■ WHAT YOU WILL DO: Return all lines that include the string "Printing".

## Start LISTING

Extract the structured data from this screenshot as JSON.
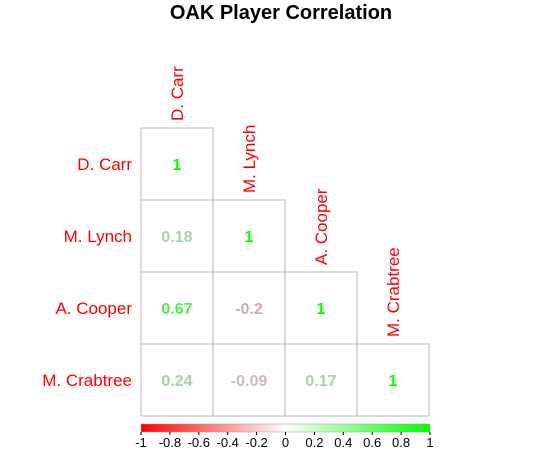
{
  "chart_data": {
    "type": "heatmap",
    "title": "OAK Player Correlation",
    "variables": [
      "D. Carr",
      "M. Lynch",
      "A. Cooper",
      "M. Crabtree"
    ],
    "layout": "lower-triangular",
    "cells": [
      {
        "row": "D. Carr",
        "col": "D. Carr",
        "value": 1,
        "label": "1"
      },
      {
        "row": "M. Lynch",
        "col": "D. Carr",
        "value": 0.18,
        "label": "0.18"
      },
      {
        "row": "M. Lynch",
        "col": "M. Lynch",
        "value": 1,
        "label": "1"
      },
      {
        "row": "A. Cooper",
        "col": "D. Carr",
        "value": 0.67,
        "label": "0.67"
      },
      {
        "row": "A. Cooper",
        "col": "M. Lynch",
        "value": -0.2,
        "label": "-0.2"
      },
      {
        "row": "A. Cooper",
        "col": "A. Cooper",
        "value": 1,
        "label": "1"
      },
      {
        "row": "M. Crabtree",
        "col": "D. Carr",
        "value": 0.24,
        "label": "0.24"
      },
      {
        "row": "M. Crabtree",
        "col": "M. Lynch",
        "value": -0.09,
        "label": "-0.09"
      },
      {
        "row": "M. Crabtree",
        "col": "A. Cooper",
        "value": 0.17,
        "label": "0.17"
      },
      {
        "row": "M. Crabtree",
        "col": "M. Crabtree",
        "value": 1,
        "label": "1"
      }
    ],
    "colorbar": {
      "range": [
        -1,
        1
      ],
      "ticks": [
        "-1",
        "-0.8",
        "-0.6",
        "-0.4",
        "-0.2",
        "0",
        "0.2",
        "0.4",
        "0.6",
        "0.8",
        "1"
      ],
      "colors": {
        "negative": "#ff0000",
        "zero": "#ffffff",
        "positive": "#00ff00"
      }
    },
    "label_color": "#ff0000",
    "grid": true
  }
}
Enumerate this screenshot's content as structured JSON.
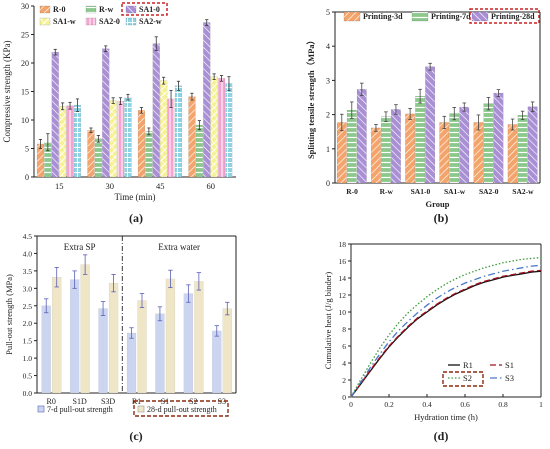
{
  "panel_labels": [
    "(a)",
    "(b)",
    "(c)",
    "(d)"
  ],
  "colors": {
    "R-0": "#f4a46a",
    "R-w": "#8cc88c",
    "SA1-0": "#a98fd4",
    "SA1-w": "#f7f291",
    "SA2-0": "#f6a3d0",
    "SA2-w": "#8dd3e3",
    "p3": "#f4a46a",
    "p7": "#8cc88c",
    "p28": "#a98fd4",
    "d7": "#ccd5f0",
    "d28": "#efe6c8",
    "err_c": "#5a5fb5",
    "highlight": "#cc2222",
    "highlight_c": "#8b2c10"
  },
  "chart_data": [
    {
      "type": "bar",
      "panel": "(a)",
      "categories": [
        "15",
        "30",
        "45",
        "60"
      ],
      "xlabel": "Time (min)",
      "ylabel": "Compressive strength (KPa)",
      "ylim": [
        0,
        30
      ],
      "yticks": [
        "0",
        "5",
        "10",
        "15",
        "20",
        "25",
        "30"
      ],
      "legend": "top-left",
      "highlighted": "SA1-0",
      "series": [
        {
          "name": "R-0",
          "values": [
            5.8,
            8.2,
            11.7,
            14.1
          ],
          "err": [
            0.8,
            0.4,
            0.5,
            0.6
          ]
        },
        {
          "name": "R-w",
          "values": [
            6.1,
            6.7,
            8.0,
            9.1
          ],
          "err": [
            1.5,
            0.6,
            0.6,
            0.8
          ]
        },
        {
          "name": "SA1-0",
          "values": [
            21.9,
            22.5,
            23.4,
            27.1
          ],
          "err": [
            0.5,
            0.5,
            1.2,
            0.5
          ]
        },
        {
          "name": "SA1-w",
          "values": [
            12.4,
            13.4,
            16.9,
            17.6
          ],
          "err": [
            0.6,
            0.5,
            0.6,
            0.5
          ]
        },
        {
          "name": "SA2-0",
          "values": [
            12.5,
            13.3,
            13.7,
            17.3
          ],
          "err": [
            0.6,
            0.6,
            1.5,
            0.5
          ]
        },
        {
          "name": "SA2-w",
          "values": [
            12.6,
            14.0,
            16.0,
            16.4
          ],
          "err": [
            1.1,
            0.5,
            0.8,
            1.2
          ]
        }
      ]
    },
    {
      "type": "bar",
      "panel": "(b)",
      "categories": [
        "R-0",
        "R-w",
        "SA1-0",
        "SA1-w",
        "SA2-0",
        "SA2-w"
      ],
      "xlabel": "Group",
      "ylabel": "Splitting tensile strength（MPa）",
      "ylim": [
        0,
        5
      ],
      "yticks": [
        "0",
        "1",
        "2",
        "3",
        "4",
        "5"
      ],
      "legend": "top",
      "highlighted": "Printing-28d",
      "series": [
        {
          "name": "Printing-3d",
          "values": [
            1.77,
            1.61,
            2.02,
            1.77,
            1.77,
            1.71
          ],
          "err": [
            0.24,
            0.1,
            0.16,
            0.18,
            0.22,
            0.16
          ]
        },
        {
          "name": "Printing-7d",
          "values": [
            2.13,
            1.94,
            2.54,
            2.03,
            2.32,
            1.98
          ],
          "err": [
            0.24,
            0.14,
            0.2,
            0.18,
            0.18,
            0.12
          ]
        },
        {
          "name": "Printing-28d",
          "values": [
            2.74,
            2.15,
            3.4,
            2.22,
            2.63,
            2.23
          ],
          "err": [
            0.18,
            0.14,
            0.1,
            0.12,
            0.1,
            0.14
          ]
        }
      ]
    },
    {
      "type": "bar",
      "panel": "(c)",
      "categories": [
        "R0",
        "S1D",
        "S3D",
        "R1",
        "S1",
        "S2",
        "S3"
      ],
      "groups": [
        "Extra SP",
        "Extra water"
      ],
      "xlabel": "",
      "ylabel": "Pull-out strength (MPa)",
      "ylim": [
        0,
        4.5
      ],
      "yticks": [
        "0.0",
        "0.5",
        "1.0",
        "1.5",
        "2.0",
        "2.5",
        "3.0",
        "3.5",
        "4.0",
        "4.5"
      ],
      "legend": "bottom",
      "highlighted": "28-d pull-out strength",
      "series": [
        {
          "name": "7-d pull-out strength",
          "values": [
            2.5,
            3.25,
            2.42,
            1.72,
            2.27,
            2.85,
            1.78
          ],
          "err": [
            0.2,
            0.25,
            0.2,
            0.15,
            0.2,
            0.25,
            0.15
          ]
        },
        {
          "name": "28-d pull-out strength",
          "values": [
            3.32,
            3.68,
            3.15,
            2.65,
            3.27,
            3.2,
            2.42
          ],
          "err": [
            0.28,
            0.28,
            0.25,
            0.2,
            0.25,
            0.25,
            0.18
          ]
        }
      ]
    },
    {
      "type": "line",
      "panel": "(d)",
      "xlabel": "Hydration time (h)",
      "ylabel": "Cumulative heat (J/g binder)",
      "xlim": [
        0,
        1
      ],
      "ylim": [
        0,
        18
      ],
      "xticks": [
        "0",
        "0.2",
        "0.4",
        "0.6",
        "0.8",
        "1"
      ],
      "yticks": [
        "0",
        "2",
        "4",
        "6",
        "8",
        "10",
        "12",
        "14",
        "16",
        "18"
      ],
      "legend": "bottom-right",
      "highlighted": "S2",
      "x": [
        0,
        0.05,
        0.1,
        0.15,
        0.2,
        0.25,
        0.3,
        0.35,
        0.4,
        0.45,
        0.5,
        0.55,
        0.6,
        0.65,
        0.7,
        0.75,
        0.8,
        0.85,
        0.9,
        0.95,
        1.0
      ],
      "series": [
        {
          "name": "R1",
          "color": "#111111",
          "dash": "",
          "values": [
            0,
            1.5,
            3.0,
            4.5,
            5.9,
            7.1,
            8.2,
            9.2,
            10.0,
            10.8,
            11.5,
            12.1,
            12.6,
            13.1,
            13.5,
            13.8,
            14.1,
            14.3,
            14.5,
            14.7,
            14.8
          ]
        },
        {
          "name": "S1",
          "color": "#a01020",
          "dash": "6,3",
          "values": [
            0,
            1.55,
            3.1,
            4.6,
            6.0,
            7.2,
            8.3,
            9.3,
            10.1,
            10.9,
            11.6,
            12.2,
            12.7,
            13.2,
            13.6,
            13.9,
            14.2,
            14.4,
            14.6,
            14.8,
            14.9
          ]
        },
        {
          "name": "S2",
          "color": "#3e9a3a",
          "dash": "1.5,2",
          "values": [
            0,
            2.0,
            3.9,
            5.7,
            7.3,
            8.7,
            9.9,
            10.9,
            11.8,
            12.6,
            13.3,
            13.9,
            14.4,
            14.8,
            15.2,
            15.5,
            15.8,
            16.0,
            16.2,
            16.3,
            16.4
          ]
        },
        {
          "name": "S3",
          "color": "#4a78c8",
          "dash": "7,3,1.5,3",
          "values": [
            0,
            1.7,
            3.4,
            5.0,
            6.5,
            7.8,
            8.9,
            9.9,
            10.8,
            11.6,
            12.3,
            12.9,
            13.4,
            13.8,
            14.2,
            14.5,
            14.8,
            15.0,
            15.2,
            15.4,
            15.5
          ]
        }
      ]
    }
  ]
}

## End LISTING

■ THE SOLUTION:
      "highlighted": "Printing-28d",
          "name": "Printing-3d",
          "name": "Printing-7d",
          "name": "Printing-28d",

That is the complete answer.